-------- Recorded information --------
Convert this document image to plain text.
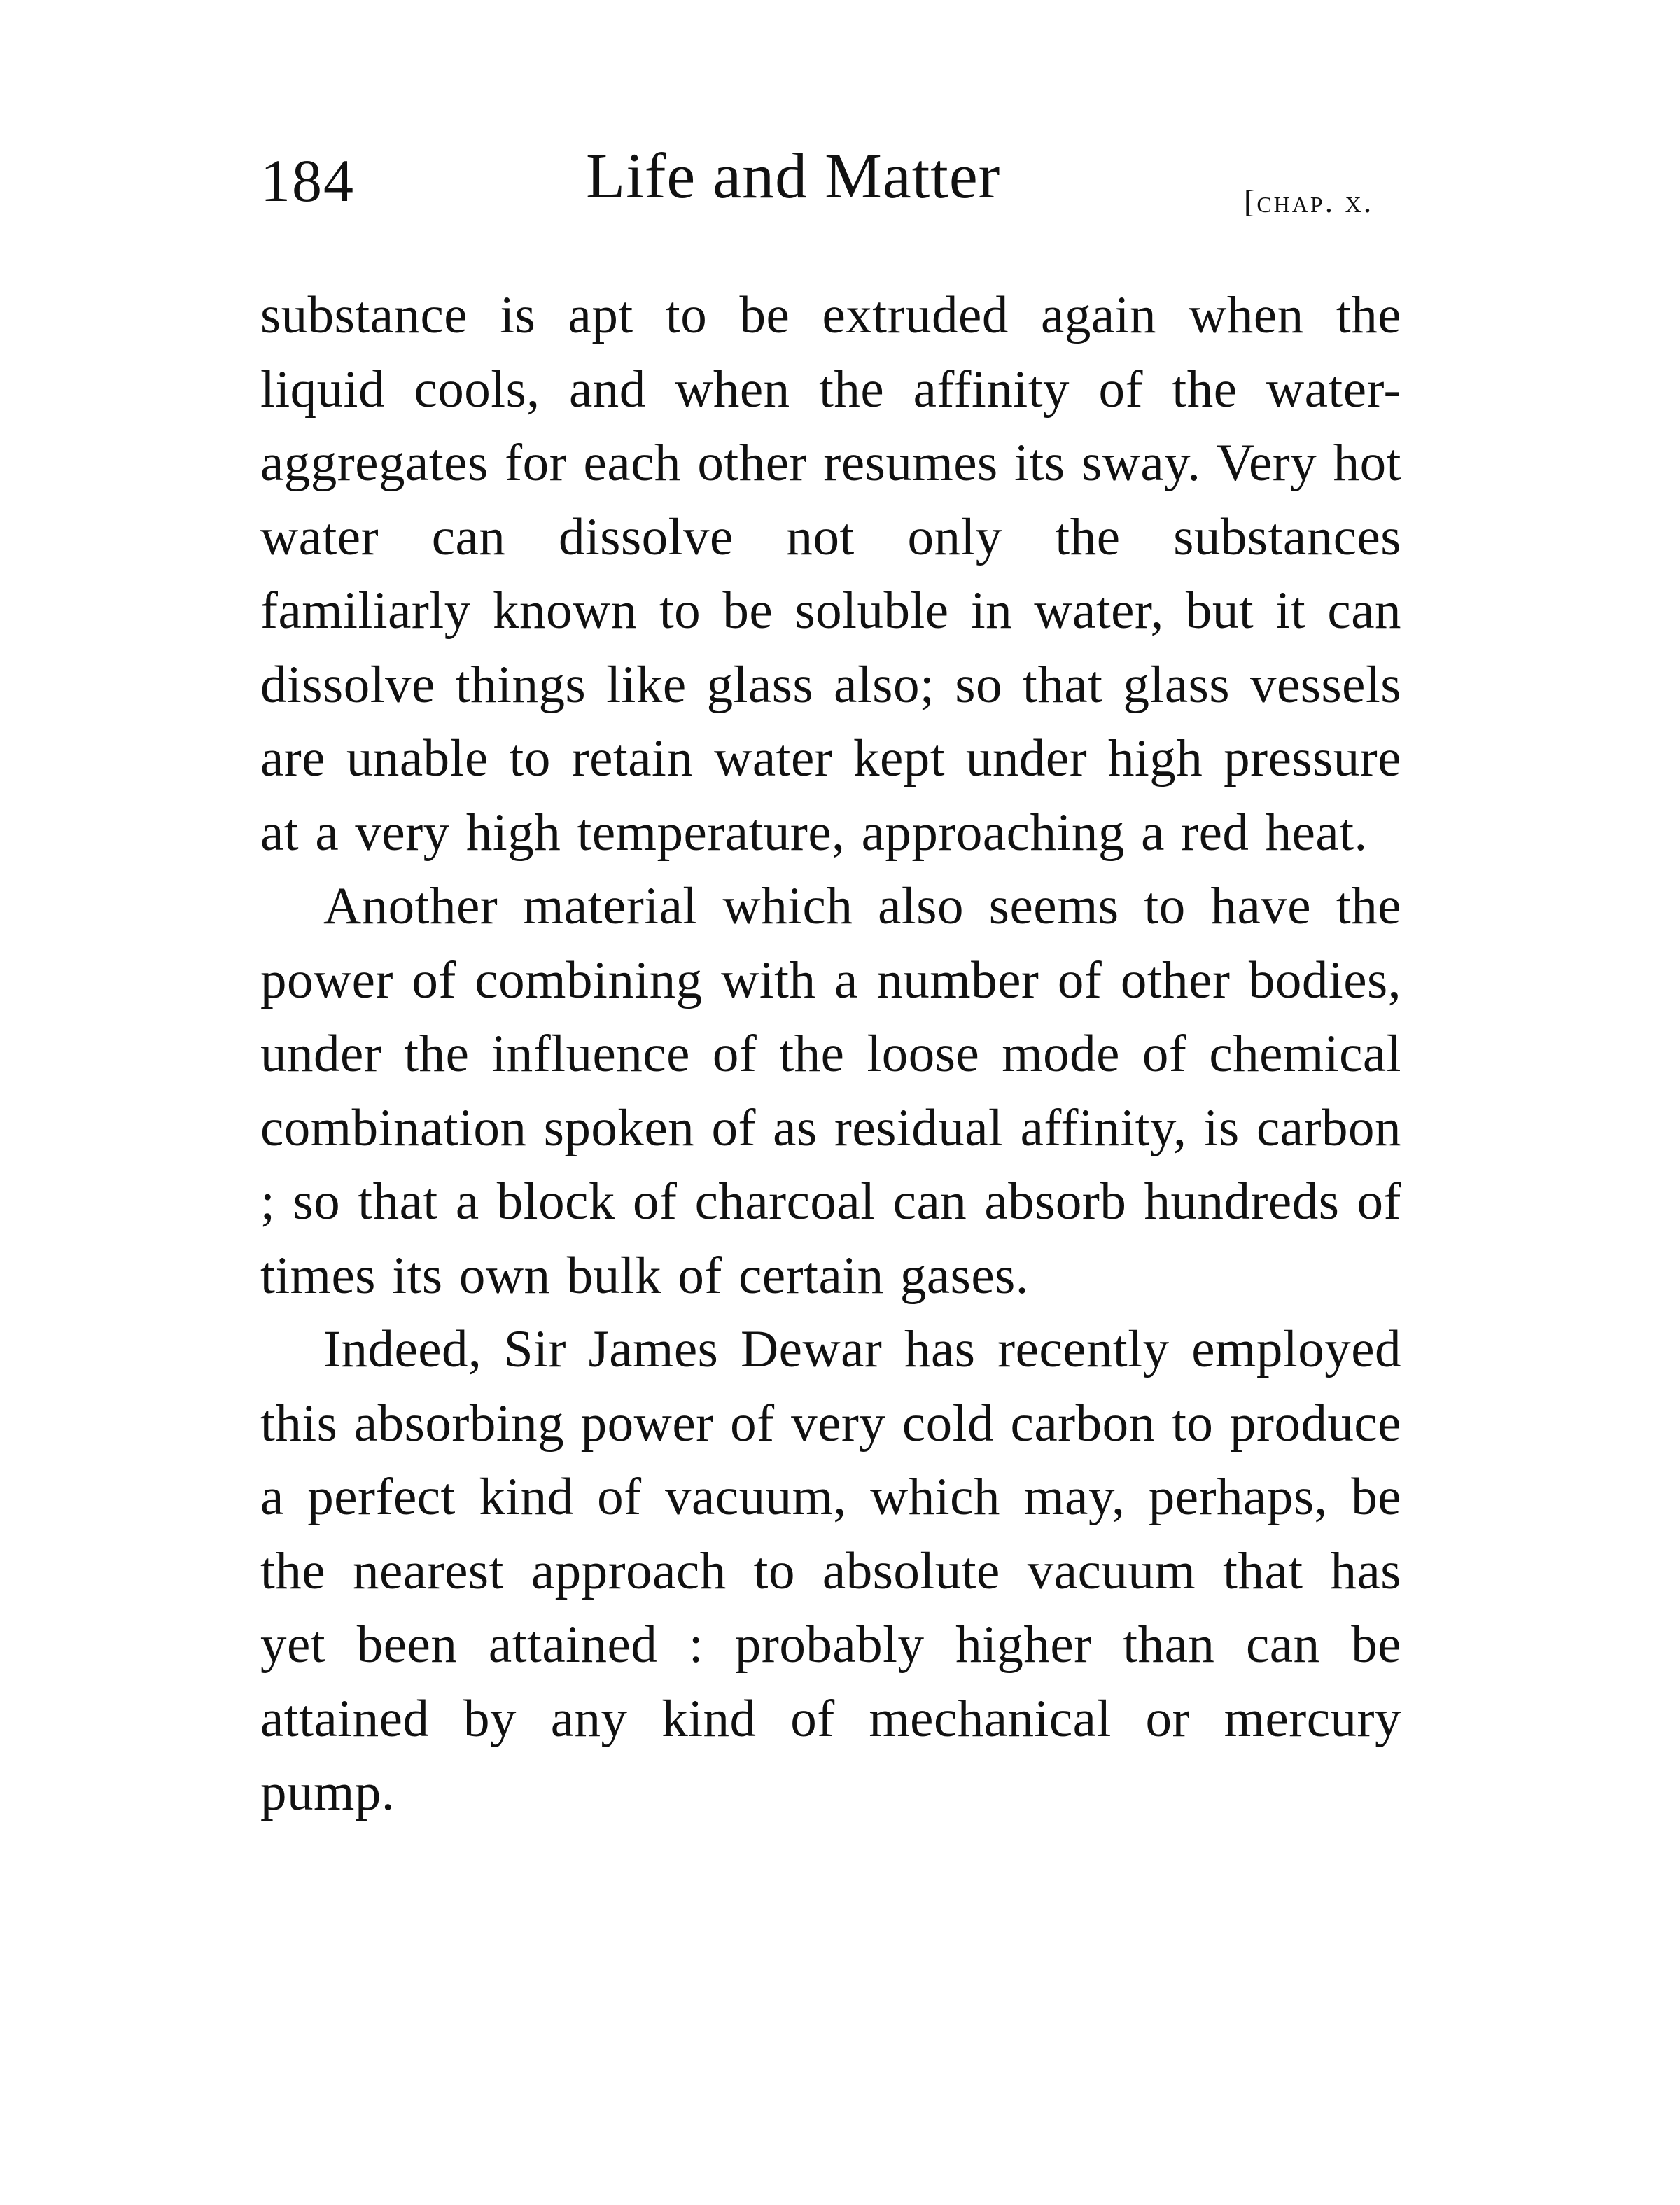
184	Life and Matter	[chap. x.

substance is apt to be extruded again when the liquid cools, and when the affinity of the water-aggregates for each other resumes its sway. Very hot water can dissolve not only the substances familiarly known to be soluble in water, but it can dissolve things like glass also; so that glass vessels are unable to retain water kept under high pressure at a very high temperature, approaching a red heat.

Another material which also seems to have the power of combining with a number of other bodies, under the influence of the loose mode of chemical combination spoken of as residual affinity, is carbon ; so that a block of charcoal can absorb hundreds of times its own bulk of certain gases.

Indeed, Sir James Dewar has recently employed this absorbing power of very cold carbon to produce a perfect kind of vacuum, which may, perhaps, be the nearest approach to absolute vacuum that has yet been attained : probably higher than can be attained by any kind of mechanical or mercury pump.
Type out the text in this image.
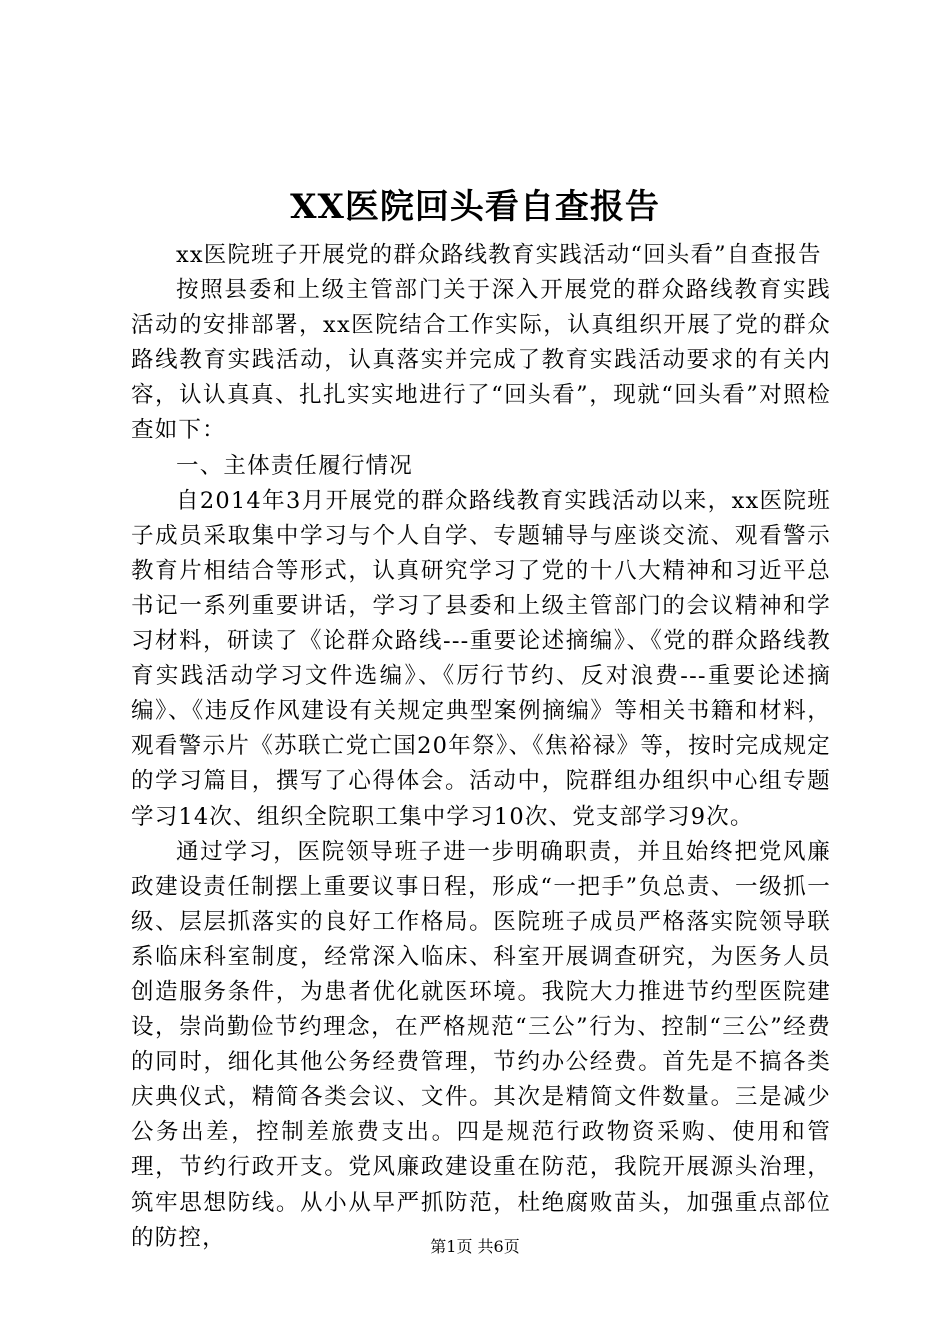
XX医院回头看自查报告

xx医院班子开展党的群众路线教育实践活动“回头看”自查报告

按照县委和上级主管部门关于深入开展党的群众路线教育实践活动的安排部署，xx医院结合工作实际，认真组织开展了党的群众路线教育实践活动，认真落实并完成了教育实践活动要求的有关内容，认认真真、扎扎实实地进行了“回头看”，现就“回头看”对照检查如下：

一、主体责任履行情况

自2014年3月开展党的群众路线教育实践活动以来，xx医院班子成员采取集中学习与个人自学、专题辅导与座谈交流、观看警示教育片相结合等形式，认真研究学习了党的十八大精神和习近平总书记一系列重要讲话，学习了县委和上级主管部门的会议精神和学习材料，研读了《论群众路线---重要论述摘编》、《党的群众路线教育实践活动学习文件选编》、《厉行节约、反对浪费---重要论述摘编》、《违反作风建设有关规定典型案例摘编》等相关书籍和材料，观看警示片《苏联亡党亡国20年祭》、《焦裕禄》等，按时完成规定的学习篇目，撰写了心得体会。活动中，院群组办组织中心组专题学习14次、组织全院职工集中学习10次、党支部学习9次。

通过学习，医院领导班子进一步明确职责，并且始终把党风廉政建设责任制摆上重要议事日程，形成“一把手”负总责、一级抓一级、层层抓落实的良好工作格局。医院班子成员严格落实院领导联系临床科室制度，经常深入临床、科室开展调查研究，为医务人员创造服务条件，为患者优化就医环境。我院大力推进节约型医院建设，崇尚勤俭节约理念，在严格规范“三公”行为、控制“三公”经费的同时，细化其他公务经费管理，节约办公经费。首先是不搞各类庆典仪式，精简各类会议、文件。其次是精简文件数量。三是减少公务出差，控制差旅费支出。四是规范行政物资采购、使用和管理，节约行政开支。党风廉政建设重在防范，我院开展源头治理，筑牢思想防线。从小从早严抓防范，杜绝腐败苗头，加强重点部位的防控，	第1页 共6页
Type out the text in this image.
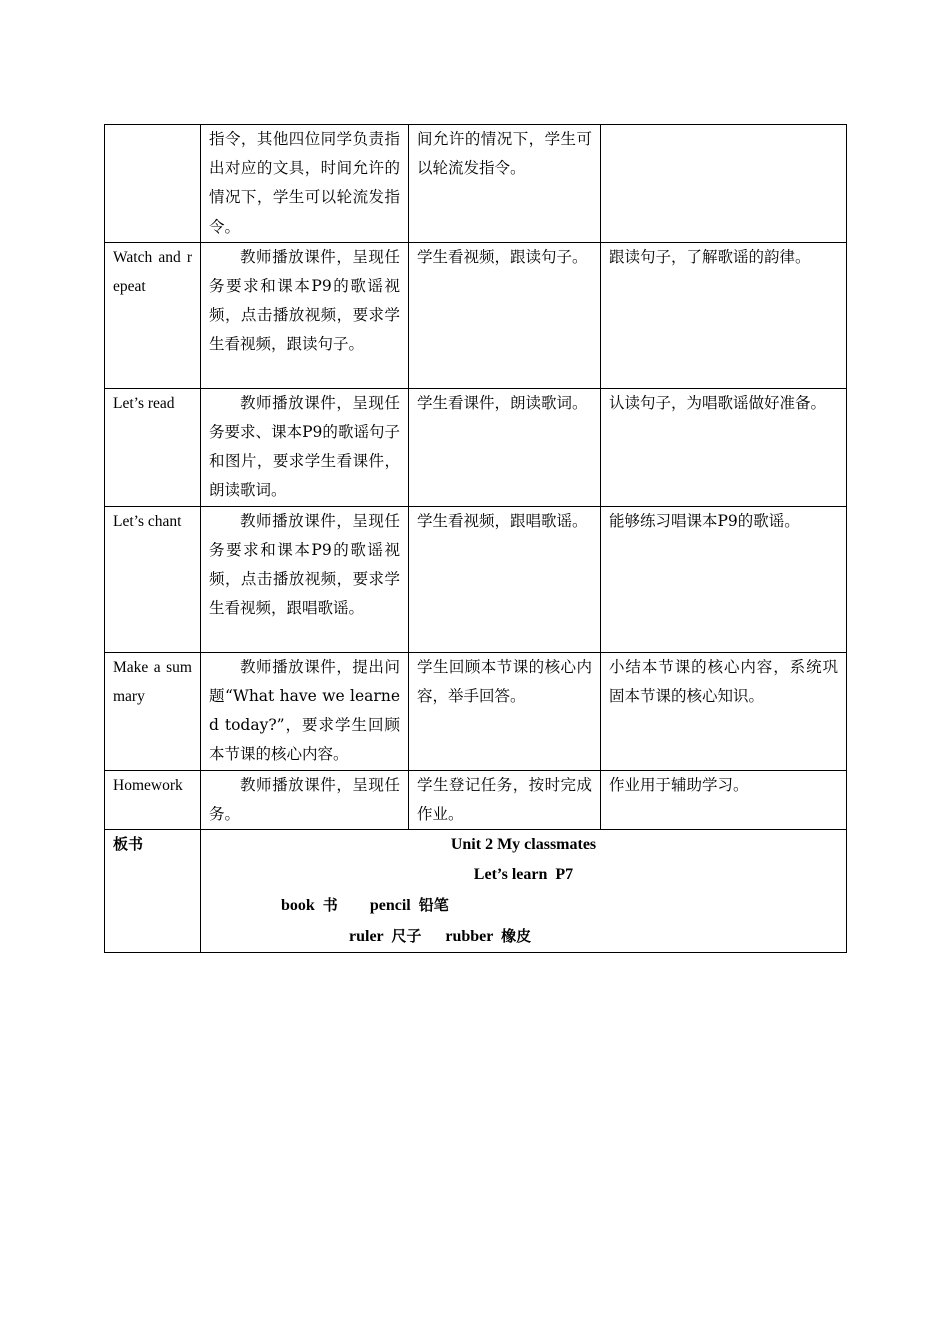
	指令，其他四位同学负责指出对应的文具，时间允许的情况下，学生可以轮流发指令。	间允许的情况下，学生可以轮流发指令。	
Watch and repeat	教师播放课件，呈现任务要求和课本P9的歌谣视频，点击播放视频，要求学生看视频，跟读句子。	学生看视频，跟读句子。	跟读句子，了解歌谣的韵律。
Let’s read	教师播放课件，呈现任务要求、课本P9的歌谣句子和图片，要求学生看课件，朗读歌词。	学生看课件，朗读歌词。	认读句子，为唱歌谣做好准备。
Let’s chant	教师播放课件，呈现任务要求和课本P9的歌谣视频，点击播放视频，要求学生看视频，跟唱歌谣。	学生看视频，跟唱歌谣。	能够练习唱课本P9的歌谣。
Make a summary	教师播放课件，提出问题“What have we learned today?”，要求学生回顾本节课的核心内容。	学生回顾本节课的核心内容，举手回答。	小结本节课的核心内容，系统巩固本节课的核心知识。
Homework	教师播放课件，呈现任务。	学生登记任务，按时完成作业。	作业用于辅助学习。
板书	Unit 2 My classmates
Let’s learn  P7
book 书 pencil 铅笔
ruler 尺子 rubber 橡皮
--------
Brief:
Locate the lines above that hold the word "affinity". Show every one of them.

Completed task:
substance is apt to be extruded again when the liquid cools, and when the affinity of the water-aggregates for each other resumes its sway. Very hot water can dissolve not only the substances familiarly known to be soluble in water, but it can dissolve things like glass also; so that glass vessels are unable to retain water kept under high pressure at a very high temperature, approaching a red heat.
Another material which also seems to have the power of combining with a number of other bodies, under the influence of the loose mode of chemical combination spoken of as residual affinity, is carbon ; so that a block of charcoal can absorb hundreds of times its own bulk of certain gases.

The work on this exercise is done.